--- start of Rows ---

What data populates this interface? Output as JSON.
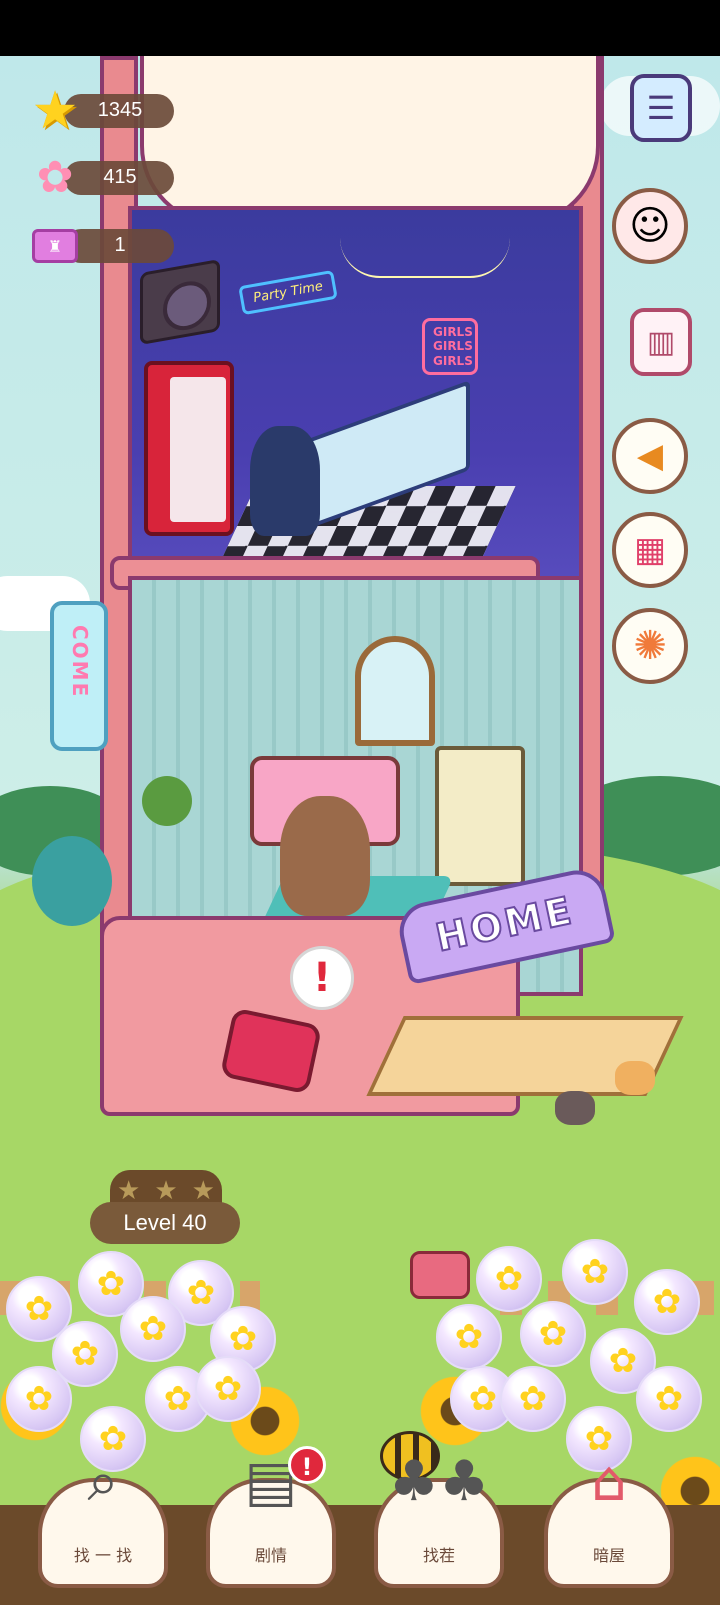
{
  "resources": {
    "stars": "1345",
    "flowers": "415",
    "tickets": "1"
  },
  "signs": {
    "home": "HOME",
    "come": "COME",
    "neon_girls": "GIRLS GIRLS GIRLS",
    "neon_party": "Party Time"
  },
  "alert": {
    "mark": "!"
  },
  "level": {
    "label": "Level 40",
    "stars_filled": 0,
    "stars_total": 3
  },
  "bottom_nav": {
    "items": [
      {
        "label": "找 一 找",
        "icon": "magnifier-icon"
      },
      {
        "label": "剧情",
        "icon": "storybook-icon",
        "badge": "!"
      },
      {
        "label": "找茬",
        "icon": "twin-plants-icon"
      },
      {
        "label": "暗屋",
        "icon": "house-icon"
      }
    ]
  },
  "right_buttons": [
    "task-list-icon",
    "avatar-girl-icon",
    "wardrobe-icon",
    "megaphone-icon",
    "calendar-icon",
    "prize-wheel-icon"
  ],
  "colors": {
    "accent_brown": "#8a5b45",
    "tower_pink": "#e98a8f",
    "star_yellow": "#ffd21f",
    "alert_red": "#e0283c"
  }
}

--- end of Rows ---

» Stated problem:
Without the pictures, write out every entry precisely as it appears.

» Output for this exercise:
What data populates this interface? Output as JSON.
{
  "resources": {
    "stars": "1345",
    "flowers": "415",
    "tickets": "1"
  },
  "signs": {
    "home": "HOME",
    "come": "COME",
    "neon_girls": "GIRLS GIRLS GIRLS",
    "neon_party": "Party Time"
  },
  "alert": {
    "mark": "!"
  },
  "level": {
    "label": "Level 40",
    "stars_filled": 0,
    "stars_total": 3
  },
  "bottom_nav": {
    "items": [
      {
        "label": "找 一 找",
        "icon": "magnifier-icon"
      },
      {
        "label": "剧情",
        "icon": "storybook-icon",
        "badge": "!"
      },
      {
        "label": "找茬",
        "icon": "twin-plants-icon"
      },
      {
        "label": "暗屋",
        "icon": "house-icon"
      }
    ]
  },
  "right_buttons": [
    "task-list-icon",
    "avatar-girl-icon",
    "wardrobe-icon",
    "megaphone-icon",
    "calendar-icon",
    "prize-wheel-icon"
  ],
  "colors": {
    "accent_brown": "#8a5b45",
    "tower_pink": "#e98a8f",
    "star_yellow": "#ffd21f",
    "alert_red": "#e0283c"
  }
}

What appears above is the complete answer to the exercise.